Excerpted passage: Begin

And what did they find at the great unveiling? There was no telltale oscillation signature, contradicting the LSND findings from 1995. So MiniBooNE's results pretty much rule out that fourth sterile neutrino, thereby verifying the current Standard Model with its three low-mass neutrino species. But it wasn't quite a slam-dunk; a new anomaly presented itself. There were some electron neutrino events detected at low neutrino energies, which means more experiments are needed, this time using a beam of anti-neutrinos. It's a tiny subset of the overall data, but physicists are very detail-oriented, and that tiny bit of data must be explained and accounted for.
This post turned out to be much longer and technically detailed than I'd intended. If you're not feeling a bit mentally muddled right about now, you're probably a physicist. Neutrinos are a tough topic to cover in the general public arena. That's why it's so important to present these kinds of results in the appropriate context, or -- dare I say it? -- framework. I've stayed out of the ongoing "Framing War" in the science blogosphere -- framing is the new "F" word; use it today! -- mostly because there's very little I could add to what's already been said. I'm pretty "pro-framing," though. I've been doing it instinctively for much of my science writing career, without even realizing there was a bona fide term for it. So I know that framing is not the equivalent of "spin", does not require a squelching of "truth," and that, when done properly, it is a powerful tool for communicating scientific research to the general public, and (one hopes) fostering more appreciation for the fact that science is as much a central part of our culture as art, music, or literature.

Excerpted passage: End
Data extracts: Begin

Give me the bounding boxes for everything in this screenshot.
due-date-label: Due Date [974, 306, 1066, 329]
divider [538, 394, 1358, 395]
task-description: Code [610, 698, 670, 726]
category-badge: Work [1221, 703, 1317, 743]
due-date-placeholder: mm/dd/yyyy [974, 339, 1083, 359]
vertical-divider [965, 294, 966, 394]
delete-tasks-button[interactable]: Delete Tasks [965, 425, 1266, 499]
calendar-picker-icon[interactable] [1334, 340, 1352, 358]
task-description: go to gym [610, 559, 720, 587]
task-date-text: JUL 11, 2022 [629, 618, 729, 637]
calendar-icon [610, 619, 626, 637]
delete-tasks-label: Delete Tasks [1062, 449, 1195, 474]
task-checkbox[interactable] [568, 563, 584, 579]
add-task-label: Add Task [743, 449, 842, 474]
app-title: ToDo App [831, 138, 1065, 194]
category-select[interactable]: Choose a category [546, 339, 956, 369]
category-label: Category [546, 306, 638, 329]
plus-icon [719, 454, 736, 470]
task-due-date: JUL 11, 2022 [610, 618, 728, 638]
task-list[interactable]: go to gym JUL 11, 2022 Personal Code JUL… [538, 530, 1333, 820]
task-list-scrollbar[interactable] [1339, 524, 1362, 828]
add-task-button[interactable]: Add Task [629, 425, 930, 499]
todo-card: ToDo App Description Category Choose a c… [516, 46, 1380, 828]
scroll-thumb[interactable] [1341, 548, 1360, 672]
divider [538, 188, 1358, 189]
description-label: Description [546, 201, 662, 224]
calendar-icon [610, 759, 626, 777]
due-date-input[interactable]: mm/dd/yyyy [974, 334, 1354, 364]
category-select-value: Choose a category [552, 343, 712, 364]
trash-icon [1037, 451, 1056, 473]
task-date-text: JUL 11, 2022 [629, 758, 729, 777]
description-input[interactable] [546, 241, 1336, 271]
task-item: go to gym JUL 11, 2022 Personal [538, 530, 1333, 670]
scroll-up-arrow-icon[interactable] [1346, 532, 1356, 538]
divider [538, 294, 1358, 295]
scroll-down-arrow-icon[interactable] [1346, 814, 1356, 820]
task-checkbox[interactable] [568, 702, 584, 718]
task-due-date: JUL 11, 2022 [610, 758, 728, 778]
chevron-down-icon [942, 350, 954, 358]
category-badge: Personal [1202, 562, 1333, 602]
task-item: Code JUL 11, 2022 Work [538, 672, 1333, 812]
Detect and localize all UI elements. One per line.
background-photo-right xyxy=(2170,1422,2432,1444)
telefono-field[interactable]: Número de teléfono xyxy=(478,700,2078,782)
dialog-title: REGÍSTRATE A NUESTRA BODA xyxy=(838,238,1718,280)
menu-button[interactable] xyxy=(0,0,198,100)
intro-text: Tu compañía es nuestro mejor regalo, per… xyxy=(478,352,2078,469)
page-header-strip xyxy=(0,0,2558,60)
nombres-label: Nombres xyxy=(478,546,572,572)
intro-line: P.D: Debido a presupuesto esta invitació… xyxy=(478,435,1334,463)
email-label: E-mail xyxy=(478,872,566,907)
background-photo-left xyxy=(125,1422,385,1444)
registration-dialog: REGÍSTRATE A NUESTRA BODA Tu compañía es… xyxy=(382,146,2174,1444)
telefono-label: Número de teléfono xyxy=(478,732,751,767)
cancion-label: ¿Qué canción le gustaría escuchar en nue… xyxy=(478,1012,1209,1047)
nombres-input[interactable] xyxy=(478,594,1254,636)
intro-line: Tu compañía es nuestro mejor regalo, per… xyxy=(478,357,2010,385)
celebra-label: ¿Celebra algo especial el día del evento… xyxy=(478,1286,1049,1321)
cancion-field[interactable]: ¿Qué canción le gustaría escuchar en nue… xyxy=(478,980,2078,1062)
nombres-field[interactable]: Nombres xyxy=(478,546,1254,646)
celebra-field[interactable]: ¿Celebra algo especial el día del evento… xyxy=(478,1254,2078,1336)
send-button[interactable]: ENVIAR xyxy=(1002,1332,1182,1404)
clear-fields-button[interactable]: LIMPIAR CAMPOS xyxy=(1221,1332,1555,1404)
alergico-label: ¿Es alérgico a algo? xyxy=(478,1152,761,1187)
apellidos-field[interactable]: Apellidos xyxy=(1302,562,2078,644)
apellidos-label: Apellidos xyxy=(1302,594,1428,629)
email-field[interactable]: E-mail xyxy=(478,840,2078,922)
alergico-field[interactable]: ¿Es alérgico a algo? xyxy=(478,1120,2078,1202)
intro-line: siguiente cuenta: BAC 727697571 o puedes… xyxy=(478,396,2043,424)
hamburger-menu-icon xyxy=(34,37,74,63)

Data extracts: End

> [What the exercise asks]
Quote the whole passage on the MiniBooNE neutrino results and science framing, word for word.

> [Problem solution]
And what did they find at the great unveiling? There was no telltale oscillation signature, contradicting the LSND findings from 1995. So MiniBooNE's results pretty much rule out that fourth sterile neutrino, thereby verifying the current Standard Model with its three low-mass neutrino species. But it wasn't quite a slam-dunk; a new anomaly presented itself. There were some electron neutrino events detected at low neutrino energies, which means more experiments are needed, this time using a beam of anti-neutrinos. It's a tiny subset of the overall data, but physicists are very detail-oriented, and that tiny bit of data must be explained and accounted for.
This post turned out to be much longer and technically detailed than I'd intended. If you're not feeling a bit mentally muddled right about now, you're probably a physicist. Neutrinos are a tough topic to cover in the general public arena. That's why it's so important to present these kinds of results in the appropriate context, or -- dare I say it? -- framework. I've stayed out of the ongoing "Framing War" in the science blogosphere -- framing is the new "F" word; use it today! -- mostly because there's very little I could add to what's already been said. I'm pretty "pro-framing," though. I've been doing it instinctively for much of my science writing career, without even realizing there was a bona fide term for it. So I know that framing is not the equivalent of "spin", does not require a squelching of "truth," and that, when done properly, it is a powerful tool for communicating scientific research to the general public, and (one hopes) fostering more appreciation for the fact that science is as much a central part of our culture as art, music, or literature.